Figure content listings
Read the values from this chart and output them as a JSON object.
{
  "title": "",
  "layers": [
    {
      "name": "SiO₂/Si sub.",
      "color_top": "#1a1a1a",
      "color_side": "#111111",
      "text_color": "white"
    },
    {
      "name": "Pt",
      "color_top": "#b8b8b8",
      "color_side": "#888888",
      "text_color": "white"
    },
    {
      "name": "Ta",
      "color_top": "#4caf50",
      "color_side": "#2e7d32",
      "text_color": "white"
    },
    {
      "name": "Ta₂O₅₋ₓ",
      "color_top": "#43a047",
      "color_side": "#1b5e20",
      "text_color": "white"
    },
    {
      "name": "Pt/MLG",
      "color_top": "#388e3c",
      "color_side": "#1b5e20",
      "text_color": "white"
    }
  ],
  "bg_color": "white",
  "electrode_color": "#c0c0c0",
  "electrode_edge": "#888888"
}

==

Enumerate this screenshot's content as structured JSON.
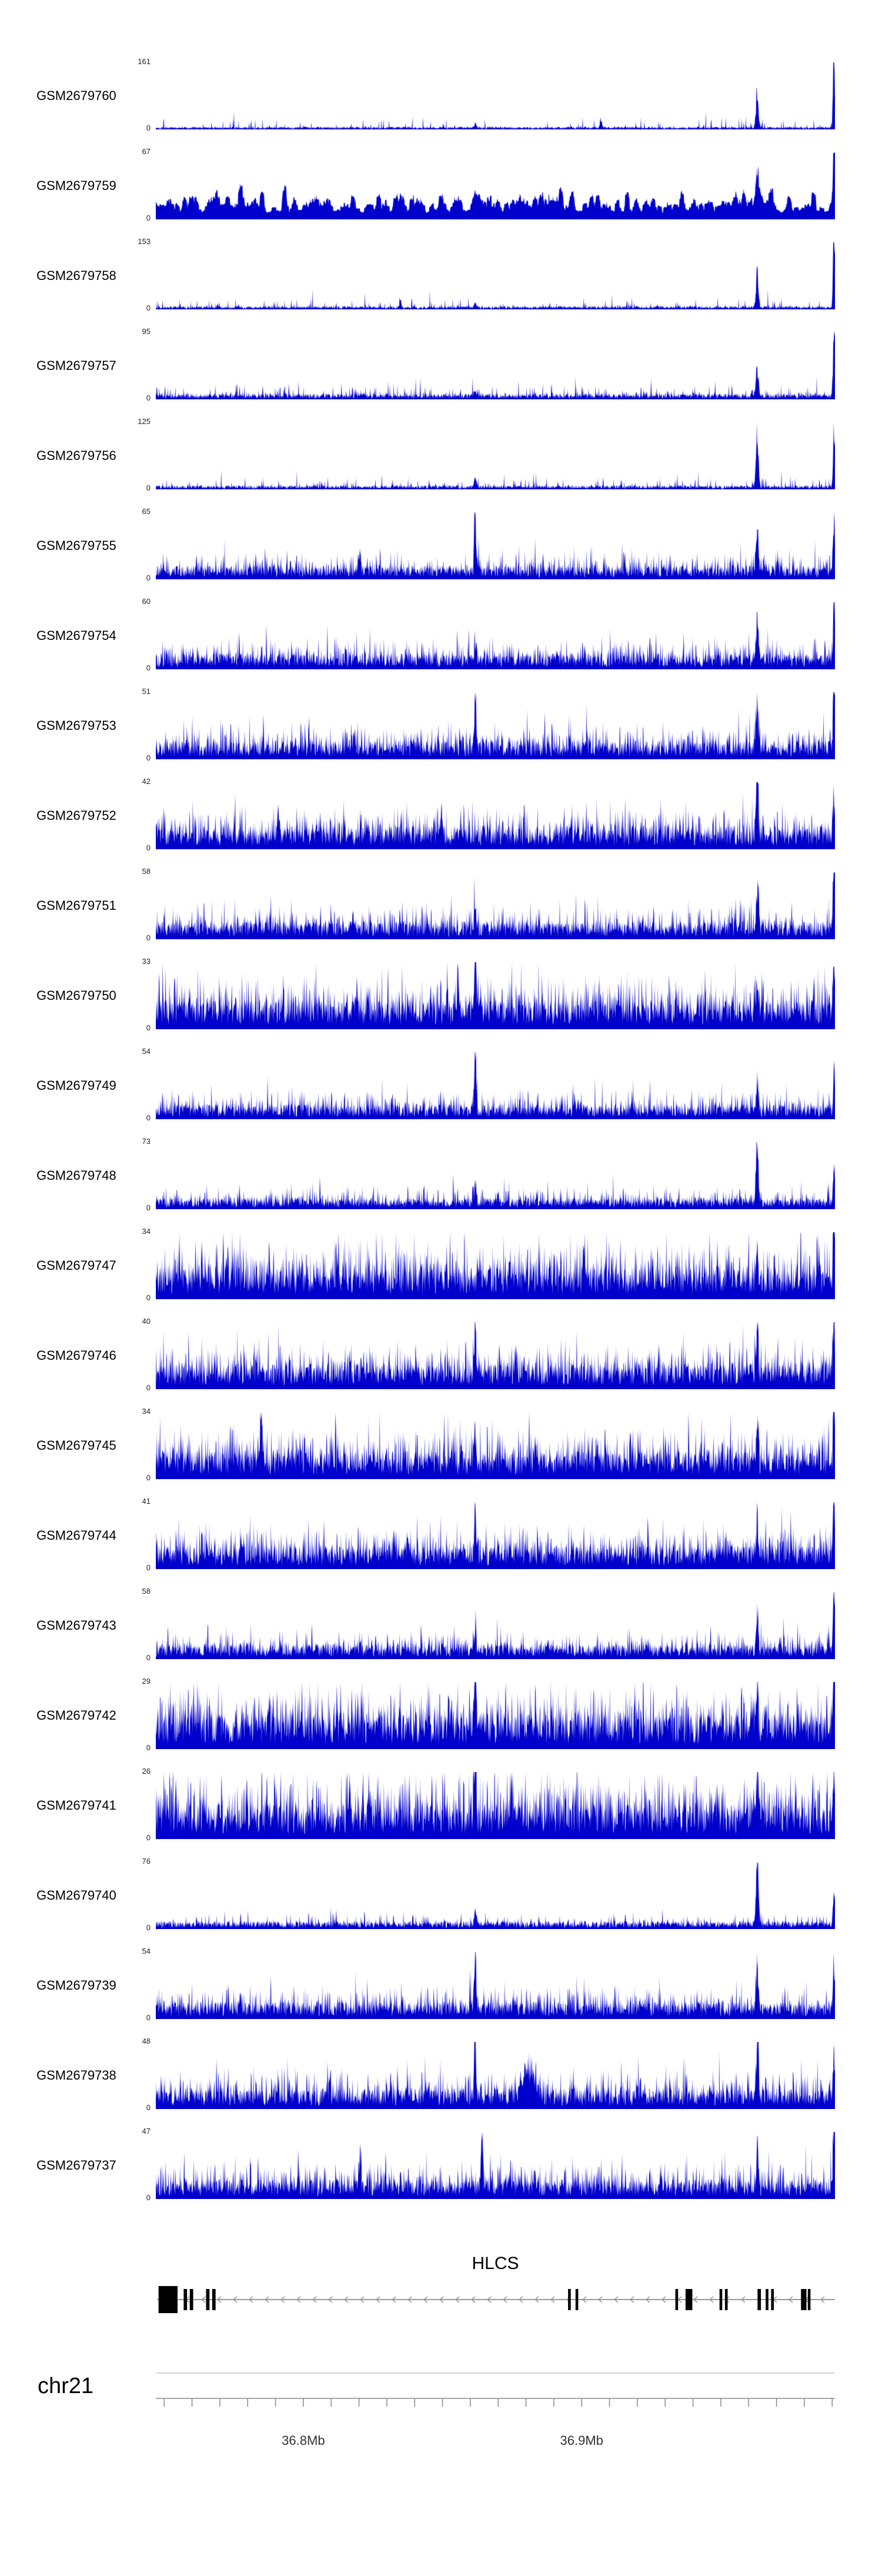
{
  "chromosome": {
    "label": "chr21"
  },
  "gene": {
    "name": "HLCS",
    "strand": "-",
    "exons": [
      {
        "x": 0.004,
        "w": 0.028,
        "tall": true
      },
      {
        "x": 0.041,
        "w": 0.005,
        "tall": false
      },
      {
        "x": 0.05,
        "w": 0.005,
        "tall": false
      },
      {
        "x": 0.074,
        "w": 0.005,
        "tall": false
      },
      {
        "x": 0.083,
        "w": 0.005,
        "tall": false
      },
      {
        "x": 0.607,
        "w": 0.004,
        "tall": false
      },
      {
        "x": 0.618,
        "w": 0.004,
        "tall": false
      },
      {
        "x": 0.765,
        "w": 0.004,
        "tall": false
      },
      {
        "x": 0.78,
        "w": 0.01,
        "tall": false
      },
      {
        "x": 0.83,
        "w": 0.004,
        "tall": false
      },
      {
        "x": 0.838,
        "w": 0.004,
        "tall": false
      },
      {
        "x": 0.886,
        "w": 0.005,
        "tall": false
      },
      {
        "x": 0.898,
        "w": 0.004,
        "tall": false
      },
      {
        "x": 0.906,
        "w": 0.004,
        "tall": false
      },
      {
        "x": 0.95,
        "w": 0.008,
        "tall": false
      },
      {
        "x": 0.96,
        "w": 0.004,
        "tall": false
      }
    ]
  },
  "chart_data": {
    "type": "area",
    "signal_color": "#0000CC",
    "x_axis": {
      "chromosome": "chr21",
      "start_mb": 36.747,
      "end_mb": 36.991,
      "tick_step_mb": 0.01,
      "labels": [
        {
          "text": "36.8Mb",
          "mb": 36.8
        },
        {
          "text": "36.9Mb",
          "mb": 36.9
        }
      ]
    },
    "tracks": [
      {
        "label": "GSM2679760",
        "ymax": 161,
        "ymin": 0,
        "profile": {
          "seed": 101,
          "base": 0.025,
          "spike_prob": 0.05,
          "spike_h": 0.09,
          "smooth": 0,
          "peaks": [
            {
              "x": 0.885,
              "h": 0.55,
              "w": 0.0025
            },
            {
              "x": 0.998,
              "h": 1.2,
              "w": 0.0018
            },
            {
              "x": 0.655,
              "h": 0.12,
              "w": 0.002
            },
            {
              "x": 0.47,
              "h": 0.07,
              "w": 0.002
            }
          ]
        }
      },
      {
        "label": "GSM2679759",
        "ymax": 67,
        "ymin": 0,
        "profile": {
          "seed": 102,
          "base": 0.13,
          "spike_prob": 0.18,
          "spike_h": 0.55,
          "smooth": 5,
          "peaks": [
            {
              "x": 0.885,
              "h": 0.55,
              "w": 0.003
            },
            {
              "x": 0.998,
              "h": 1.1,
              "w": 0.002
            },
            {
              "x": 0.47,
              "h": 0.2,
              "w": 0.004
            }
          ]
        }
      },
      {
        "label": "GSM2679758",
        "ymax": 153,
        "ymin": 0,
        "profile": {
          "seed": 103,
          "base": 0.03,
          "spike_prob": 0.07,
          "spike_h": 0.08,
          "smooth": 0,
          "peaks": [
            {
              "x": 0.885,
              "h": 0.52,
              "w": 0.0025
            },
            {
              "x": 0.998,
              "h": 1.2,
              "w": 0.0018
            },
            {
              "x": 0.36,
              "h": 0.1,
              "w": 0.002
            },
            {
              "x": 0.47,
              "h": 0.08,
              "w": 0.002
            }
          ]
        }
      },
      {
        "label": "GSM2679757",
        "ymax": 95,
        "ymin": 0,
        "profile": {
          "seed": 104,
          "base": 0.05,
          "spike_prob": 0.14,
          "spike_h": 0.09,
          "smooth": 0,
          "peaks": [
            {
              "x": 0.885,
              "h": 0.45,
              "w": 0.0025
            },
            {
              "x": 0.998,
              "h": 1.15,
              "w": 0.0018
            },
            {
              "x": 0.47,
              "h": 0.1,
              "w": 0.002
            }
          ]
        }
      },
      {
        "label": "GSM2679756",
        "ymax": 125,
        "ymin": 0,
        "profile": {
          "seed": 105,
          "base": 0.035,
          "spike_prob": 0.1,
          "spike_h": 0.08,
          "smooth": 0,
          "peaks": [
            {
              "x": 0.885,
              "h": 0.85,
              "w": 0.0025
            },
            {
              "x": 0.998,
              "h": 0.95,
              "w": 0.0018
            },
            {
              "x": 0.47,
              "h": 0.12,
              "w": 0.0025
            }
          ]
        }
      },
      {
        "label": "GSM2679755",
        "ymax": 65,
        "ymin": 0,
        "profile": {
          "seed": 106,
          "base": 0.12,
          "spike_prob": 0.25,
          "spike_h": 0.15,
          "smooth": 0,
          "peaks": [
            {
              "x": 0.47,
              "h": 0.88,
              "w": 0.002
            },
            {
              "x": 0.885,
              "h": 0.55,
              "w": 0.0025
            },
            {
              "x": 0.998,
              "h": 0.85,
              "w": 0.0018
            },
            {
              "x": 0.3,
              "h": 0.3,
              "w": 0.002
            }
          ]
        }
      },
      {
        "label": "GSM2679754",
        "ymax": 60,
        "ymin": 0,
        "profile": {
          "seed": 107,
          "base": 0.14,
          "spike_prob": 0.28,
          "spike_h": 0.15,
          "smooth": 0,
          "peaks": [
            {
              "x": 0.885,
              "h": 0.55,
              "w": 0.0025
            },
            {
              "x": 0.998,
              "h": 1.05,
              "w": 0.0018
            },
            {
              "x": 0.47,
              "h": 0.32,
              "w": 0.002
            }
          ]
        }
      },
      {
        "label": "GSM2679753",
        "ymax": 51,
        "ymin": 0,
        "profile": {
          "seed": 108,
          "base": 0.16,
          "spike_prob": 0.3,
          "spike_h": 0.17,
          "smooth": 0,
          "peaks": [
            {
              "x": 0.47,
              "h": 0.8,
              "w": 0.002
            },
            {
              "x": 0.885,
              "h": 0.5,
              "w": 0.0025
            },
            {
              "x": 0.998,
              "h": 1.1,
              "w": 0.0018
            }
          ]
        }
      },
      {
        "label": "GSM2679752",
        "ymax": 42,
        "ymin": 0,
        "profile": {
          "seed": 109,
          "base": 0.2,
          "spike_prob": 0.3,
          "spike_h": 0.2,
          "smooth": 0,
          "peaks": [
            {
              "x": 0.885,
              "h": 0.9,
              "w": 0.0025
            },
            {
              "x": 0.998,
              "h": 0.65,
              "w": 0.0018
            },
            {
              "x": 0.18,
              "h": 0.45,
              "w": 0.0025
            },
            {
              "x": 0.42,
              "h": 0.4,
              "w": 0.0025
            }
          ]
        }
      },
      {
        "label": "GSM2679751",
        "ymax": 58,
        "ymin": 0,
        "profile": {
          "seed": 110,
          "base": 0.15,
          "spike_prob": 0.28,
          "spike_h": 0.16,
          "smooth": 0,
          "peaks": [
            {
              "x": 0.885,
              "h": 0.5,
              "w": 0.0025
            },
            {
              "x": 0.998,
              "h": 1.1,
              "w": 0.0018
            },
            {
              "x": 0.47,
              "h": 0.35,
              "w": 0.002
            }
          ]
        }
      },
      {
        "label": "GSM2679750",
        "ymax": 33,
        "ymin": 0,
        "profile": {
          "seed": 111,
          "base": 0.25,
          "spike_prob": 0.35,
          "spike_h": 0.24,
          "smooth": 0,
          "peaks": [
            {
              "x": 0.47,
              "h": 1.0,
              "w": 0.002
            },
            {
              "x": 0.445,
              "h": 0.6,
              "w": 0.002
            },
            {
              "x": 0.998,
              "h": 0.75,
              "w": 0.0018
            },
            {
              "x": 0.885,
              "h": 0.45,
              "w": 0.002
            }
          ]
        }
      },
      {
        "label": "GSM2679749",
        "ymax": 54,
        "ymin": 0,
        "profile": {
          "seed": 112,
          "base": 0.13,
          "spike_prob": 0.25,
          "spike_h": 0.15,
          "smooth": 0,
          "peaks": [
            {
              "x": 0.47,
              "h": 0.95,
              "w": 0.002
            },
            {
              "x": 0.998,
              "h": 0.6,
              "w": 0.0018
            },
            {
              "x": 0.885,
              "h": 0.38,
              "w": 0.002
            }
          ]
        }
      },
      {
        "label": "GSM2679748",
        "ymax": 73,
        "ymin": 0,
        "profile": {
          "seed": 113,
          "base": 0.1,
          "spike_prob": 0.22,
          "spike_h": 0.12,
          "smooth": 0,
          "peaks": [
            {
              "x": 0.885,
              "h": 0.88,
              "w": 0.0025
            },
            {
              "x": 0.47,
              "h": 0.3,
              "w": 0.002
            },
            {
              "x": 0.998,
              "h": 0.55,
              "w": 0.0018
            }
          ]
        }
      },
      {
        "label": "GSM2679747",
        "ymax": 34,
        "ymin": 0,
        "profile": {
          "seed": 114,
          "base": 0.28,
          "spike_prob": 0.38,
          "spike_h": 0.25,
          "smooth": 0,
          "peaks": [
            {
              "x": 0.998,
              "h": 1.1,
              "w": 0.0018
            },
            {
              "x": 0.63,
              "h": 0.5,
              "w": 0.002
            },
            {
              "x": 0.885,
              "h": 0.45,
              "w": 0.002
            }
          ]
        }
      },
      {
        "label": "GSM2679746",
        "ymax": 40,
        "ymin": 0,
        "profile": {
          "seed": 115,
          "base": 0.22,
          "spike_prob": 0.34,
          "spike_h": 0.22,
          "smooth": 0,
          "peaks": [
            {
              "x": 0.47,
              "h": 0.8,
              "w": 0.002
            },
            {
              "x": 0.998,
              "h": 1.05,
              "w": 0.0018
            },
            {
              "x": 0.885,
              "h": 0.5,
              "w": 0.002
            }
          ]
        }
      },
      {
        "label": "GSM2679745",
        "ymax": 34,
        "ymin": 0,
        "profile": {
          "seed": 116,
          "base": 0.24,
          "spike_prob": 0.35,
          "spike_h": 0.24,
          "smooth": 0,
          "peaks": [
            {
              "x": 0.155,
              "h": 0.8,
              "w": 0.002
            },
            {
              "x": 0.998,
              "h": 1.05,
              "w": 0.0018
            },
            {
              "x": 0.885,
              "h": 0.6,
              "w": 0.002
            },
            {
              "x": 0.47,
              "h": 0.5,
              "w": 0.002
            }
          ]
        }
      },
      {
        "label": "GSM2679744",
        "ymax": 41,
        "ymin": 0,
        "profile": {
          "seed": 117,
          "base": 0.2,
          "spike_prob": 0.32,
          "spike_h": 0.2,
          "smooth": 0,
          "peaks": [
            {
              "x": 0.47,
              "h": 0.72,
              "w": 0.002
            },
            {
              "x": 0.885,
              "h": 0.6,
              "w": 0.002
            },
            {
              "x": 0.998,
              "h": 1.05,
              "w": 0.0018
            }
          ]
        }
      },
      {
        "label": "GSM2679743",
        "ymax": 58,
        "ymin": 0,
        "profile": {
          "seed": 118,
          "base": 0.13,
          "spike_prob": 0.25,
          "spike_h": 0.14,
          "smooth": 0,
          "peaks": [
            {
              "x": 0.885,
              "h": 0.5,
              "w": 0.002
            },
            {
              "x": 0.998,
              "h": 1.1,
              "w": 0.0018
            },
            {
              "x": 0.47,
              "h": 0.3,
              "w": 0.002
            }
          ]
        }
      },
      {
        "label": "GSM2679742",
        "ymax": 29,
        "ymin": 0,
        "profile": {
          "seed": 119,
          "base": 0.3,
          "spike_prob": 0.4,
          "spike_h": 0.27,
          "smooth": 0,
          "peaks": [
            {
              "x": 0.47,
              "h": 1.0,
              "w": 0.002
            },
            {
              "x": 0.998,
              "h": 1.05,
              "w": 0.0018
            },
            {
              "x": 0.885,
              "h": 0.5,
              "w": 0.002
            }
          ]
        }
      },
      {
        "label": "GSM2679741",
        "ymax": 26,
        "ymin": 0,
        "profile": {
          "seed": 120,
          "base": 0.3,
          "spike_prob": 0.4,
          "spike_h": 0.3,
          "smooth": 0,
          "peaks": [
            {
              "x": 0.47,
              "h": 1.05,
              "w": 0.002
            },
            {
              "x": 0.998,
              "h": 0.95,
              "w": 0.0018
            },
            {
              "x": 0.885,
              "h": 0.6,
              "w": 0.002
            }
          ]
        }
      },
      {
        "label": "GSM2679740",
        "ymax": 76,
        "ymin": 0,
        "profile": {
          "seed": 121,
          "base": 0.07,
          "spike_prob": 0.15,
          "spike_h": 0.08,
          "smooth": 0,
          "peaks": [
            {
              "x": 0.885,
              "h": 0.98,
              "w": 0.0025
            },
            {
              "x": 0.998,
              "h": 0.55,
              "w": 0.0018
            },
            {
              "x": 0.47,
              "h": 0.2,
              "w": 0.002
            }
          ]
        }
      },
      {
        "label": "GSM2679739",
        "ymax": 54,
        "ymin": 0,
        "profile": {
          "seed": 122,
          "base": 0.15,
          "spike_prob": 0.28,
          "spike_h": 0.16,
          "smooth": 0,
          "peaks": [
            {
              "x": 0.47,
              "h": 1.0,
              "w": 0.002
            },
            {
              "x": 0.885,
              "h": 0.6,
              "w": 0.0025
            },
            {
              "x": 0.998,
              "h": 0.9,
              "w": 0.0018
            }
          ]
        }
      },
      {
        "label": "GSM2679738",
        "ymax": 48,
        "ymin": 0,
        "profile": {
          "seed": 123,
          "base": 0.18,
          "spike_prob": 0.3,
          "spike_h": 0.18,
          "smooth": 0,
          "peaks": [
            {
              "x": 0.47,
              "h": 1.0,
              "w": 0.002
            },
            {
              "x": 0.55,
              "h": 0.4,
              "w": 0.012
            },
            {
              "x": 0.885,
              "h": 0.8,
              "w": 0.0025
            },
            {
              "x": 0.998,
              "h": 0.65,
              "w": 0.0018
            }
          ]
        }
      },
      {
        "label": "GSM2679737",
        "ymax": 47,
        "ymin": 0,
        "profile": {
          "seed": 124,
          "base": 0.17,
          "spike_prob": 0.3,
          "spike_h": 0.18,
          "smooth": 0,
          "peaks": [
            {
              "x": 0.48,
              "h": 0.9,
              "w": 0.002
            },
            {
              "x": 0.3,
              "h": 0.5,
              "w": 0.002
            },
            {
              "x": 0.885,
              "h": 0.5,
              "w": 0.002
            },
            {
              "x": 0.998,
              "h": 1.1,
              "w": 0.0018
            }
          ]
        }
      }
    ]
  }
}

### OBJECTIVE
Scan the listing above and copy all lines containing the word "JSON".

### SOLUTION TO THIS PROBLEM
Read the values from this chart and output them as a JSON object.
Enumerate this screenshot's content as structured JSON.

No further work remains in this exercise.